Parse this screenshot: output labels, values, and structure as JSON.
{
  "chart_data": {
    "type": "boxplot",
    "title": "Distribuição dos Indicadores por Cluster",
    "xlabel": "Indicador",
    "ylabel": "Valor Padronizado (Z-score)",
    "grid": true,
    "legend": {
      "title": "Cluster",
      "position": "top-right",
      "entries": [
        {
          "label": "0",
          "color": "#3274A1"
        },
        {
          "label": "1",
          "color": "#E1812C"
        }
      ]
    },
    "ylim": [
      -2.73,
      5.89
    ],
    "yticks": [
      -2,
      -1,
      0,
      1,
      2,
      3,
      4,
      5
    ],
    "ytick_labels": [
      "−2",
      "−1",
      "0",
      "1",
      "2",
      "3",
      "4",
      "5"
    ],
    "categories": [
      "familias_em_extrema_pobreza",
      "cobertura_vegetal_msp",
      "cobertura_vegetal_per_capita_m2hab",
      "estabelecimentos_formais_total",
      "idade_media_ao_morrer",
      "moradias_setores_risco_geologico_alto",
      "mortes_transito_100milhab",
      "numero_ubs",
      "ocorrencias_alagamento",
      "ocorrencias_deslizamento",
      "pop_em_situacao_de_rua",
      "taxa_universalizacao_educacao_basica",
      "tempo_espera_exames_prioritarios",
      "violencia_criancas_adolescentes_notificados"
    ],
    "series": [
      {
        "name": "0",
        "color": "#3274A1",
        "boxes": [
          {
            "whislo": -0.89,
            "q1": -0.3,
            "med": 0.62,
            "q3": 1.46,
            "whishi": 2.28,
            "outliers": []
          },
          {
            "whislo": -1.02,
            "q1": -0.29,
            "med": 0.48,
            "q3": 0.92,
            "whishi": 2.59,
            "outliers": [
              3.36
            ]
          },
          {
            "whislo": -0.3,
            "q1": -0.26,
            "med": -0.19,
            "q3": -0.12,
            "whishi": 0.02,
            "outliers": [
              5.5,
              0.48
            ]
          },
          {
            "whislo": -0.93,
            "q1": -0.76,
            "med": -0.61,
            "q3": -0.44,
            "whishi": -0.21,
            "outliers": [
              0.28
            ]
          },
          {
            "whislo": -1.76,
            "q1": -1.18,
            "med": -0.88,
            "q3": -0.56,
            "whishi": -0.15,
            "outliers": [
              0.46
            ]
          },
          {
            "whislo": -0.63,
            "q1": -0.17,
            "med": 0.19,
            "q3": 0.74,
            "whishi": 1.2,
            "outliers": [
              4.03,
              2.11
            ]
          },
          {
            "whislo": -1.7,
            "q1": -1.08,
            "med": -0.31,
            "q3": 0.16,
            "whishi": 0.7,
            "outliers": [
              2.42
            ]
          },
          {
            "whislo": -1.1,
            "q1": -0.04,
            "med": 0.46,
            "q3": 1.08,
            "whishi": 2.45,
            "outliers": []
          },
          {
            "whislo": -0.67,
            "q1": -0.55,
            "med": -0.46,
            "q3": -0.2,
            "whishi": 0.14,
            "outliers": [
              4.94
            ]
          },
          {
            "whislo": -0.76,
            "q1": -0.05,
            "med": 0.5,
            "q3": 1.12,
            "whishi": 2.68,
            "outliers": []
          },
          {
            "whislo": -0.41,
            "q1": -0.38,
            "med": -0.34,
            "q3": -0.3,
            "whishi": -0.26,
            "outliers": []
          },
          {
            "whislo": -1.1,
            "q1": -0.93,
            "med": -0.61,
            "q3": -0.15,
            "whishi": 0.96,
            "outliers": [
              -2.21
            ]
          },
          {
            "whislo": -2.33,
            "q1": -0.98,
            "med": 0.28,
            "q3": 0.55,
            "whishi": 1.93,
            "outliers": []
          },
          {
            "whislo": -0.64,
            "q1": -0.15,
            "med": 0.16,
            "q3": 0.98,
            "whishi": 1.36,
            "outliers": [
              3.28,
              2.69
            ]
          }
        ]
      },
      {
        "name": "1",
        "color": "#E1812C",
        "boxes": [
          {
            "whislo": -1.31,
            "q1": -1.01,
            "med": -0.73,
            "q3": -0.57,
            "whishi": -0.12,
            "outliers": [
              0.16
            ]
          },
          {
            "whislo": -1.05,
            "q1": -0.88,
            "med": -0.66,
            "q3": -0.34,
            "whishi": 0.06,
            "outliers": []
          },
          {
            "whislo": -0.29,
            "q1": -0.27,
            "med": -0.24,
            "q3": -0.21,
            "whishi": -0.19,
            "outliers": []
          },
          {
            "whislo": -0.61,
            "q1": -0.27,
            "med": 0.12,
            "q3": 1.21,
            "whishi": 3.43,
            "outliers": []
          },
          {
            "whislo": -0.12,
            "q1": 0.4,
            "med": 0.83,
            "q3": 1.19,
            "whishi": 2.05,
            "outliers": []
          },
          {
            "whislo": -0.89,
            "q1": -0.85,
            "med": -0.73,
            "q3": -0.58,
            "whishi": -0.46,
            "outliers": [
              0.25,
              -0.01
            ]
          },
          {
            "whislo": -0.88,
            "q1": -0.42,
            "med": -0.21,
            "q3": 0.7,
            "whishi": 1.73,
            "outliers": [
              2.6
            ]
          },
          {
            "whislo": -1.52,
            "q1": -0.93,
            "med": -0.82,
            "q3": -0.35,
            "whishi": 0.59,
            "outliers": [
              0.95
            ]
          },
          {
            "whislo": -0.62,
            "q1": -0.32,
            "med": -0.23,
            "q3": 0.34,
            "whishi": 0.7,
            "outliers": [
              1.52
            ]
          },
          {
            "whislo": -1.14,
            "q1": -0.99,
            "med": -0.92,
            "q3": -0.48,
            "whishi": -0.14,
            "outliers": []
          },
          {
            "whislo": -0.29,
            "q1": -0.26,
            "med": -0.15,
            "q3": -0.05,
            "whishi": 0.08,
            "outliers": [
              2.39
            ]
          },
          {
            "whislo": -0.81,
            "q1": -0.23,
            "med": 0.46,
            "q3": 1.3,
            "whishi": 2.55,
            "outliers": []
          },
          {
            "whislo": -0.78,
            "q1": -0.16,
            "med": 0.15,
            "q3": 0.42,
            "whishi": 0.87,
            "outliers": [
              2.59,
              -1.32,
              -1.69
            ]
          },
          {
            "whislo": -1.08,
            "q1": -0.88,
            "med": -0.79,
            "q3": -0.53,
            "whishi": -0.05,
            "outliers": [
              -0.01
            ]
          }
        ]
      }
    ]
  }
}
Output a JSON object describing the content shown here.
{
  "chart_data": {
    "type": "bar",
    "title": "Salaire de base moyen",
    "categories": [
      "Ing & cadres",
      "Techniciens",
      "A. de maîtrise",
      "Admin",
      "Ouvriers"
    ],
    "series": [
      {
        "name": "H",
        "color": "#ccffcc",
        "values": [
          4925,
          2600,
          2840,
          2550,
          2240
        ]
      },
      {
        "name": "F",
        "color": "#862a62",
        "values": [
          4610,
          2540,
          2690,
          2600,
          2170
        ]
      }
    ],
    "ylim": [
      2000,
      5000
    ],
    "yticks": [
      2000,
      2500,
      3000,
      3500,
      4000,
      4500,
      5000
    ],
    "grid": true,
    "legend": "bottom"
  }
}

################

* **TASK INSTRUCTIONS**
Copy each line of the data exactly, leaving nothing out.

* **PROBLEM SOLUTION**
Parse this screenshot: output labels, values, and structure as JSON.
{
  "chart_data": {
    "type": "boxplot",
    "title": "Distribuição dos Indicadores por Cluster",
    "xlabel": "Indicador",
    "ylabel": "Valor Padronizado (Z-score)",
    "grid": true,
    "legend": {
      "title": "Cluster",
      "position": "top-right",
      "entries": [
        {
          "label": "0",
          "color": "#3274A1"
        },
        {
          "label": "1",
          "color": "#E1812C"
        }
      ]
    },
    "ylim": [
      -2.73,
      5.89
    ],
    "yticks": [
      -2,
      -1,
      0,
      1,
      2,
      3,
      4,
      5
    ],
    "ytick_labels": [
      "−2",
      "−1",
      "0",
      "1",
      "2",
      "3",
      "4",
      "5"
    ],
    "categories": [
      "familias_em_extrema_pobreza",
      "cobertura_vegetal_msp",
      "cobertura_vegetal_per_capita_m2hab",
      "estabelecimentos_formais_total",
      "idade_media_ao_morrer",
      "moradias_setores_risco_geologico_alto",
      "mortes_transito_100milhab",
      "numero_ubs",
      "ocorrencias_alagamento",
      "ocorrencias_deslizamento",
      "pop_em_situacao_de_rua",
      "taxa_universalizacao_educacao_basica",
      "tempo_espera_exames_prioritarios",
      "violencia_criancas_adolescentes_notificados"
    ],
    "series": [
      {
        "name": "0",
        "color": "#3274A1",
        "boxes": [
          {
            "whislo": -0.89,
            "q1": -0.3,
            "med": 0.62,
            "q3": 1.46,
            "whishi": 2.28,
            "outliers": []
          },
          {
            "whislo": -1.02,
            "q1": -0.29,
            "med": 0.48,
            "q3": 0.92,
            "whishi": 2.59,
            "outliers": [
              3.36
            ]
          },
          {
            "whislo": -0.3,
            "q1": -0.26,
            "med": -0.19,
            "q3": -0.12,
            "whishi": 0.02,
            "outliers": [
              5.5,
              0.48
            ]
          },
          {
            "whislo": -0.93,
            "q1": -0.76,
            "med": -0.61,
            "q3": -0.44,
            "whishi": -0.21,
            "outliers": [
              0.28
            ]
          },
          {
            "whislo": -1.76,
            "q1": -1.18,
            "med": -0.88,
            "q3": -0.56,
            "whishi": -0.15,
            "outliers": [
              0.46
            ]
          },
          {
            "whislo": -0.63,
            "q1": -0.17,
            "med": 0.19,
            "q3": 0.74,
            "whishi": 1.2,
            "outliers": [
              4.03,
              2.11
            ]
          },
          {
            "whislo": -1.7,
            "q1": -1.08,
            "med": -0.31,
            "q3": 0.16,
            "whishi": 0.7,
            "outliers": [
              2.42
            ]
          },
          {
            "whislo": -1.1,
            "q1": -0.04,
            "med": 0.46,
            "q3": 1.08,
            "whishi": 2.45,
            "outliers": []
          },
          {
            "whislo": -0.67,
            "q1": -0.55,
            "med": -0.46,
            "q3": -0.2,
            "whishi": 0.14,
            "outliers": [
              4.94
            ]
          },
          {
            "whislo": -0.76,
            "q1": -0.05,
            "med": 0.5,
            "q3": 1.12,
            "whishi": 2.68,
            "outliers": []
          },
          {
            "whislo": -0.41,
            "q1": -0.38,
            "med": -0.34,
            "q3": -0.3,
            "whishi": -0.26,
            "outliers": []
          },
          {
            "whislo": -1.1,
            "q1": -0.93,
            "med": -0.61,
            "q3": -0.15,
            "whishi": 0.96,
            "outliers": [
              -2.21
            ]
          },
          {
            "whislo": -2.33,
            "q1": -0.98,
            "med": 0.28,
            "q3": 0.55,
            "whishi": 1.93,
            "outliers": []
          },
          {
            "whislo": -0.64,
            "q1": -0.15,
            "med": 0.16,
            "q3": 0.98,
            "whishi": 1.36,
            "outliers": [
              3.28,
              2.69
            ]
          }
        ]
      },
      {
        "name": "1",
        "color": "#E1812C",
        "boxes": [
          {
            "whislo": -1.31,
            "q1": -1.01,
            "med": -0.73,
            "q3": -0.57,
            "whishi": -0.12,
            "outliers": [
              0.16
            ]
          },
          {
            "whislo": -1.05,
            "q1": -0.88,
            "med": -0.66,
            "q3": -0.34,
            "whishi": 0.06,
            "outliers": []
          },
          {
            "whislo": -0.29,
            "q1": -0.27,
            "med": -0.24,
            "q3": -0.21,
            "whishi": -0.19,
            "outliers": []
          },
          {
            "whislo": -0.61,
            "q1": -0.27,
            "med": 0.12,
            "q3": 1.21,
            "whishi": 3.43,
            "outliers": []
          },
          {
            "whislo": -0.12,
            "q1": 0.4,
            "med": 0.83,
            "q3": 1.19,
            "whishi": 2.05,
            "outliers": []
          },
          {
            "whislo": -0.89,
            "q1": -0.85,
            "med": -0.73,
            "q3": -0.58,
            "whishi": -0.46,
            "outliers": [
              0.25,
              -0.01
            ]
          },
          {
            "whislo": -0.88,
            "q1": -0.42,
            "med": -0.21,
            "q3": 0.7,
            "whishi": 1.73,
            "outliers": [
              2.6
            ]
          },
          {
            "whislo": -1.52,
            "q1": -0.93,
            "med": -0.82,
            "q3": -0.35,
            "whishi": 0.59,
            "outliers": [
              0.95
            ]
          },
          {
            "whislo": -0.62,
            "q1": -0.32,
            "med": -0.23,
            "q3": 0.34,
            "whishi": 0.7,
            "outliers": [
              1.52
            ]
          },
          {
            "whislo": -1.14,
            "q1": -0.99,
            "med": -0.92,
            "q3": -0.48,
            "whishi": -0.14,
            "outliers": []
          },
          {
            "whislo": -0.29,
            "q1": -0.26,
            "med": -0.15,
            "q3": -0.05,
            "whishi": 0.08,
            "outliers": [
              2.39
            ]
          },
          {
            "whislo": -0.81,
            "q1": -0.23,
            "med": 0.46,
            "q3": 1.3,
            "whishi": 2.55,
            "outliers": []
          },
          {
            "whislo": -0.78,
            "q1": -0.16,
            "med": 0.15,
            "q3": 0.42,
            "whishi": 0.87,
            "outliers": [
              2.59,
              -1.32,
              -1.69
            ]
          },
          {
            "whislo": -1.08,
            "q1": -0.88,
            "med": -0.79,
            "q3": -0.53,
            "whishi": -0.05,
            "outliers": [
              -0.01
            ]
          }
        ]
      }
    ]
  }
}
Output a JSON object describing the content shown here.
{
  "chart_data": {
    "type": "bar",
    "title": "Salaire de base moyen",
    "categories": [
      "Ing & cadres",
      "Techniciens",
      "A. de maîtrise",
      "Admin",
      "Ouvriers"
    ],
    "series": [
      {
        "name": "H",
        "color": "#ccffcc",
        "values": [
          4925,
          2600,
          2840,
          2550,
          2240
        ]
      },
      {
        "name": "F",
        "color": "#862a62",
        "values": [
          4610,
          2540,
          2690,
          2600,
          2170
        ]
      }
    ],
    "ylim": [
      2000,
      5000
    ],
    "yticks": [
      2000,
      2500,
      3000,
      3500,
      4000,
      4500,
      5000
    ],
    "grid": true,
    "legend": "bottom"
  }
}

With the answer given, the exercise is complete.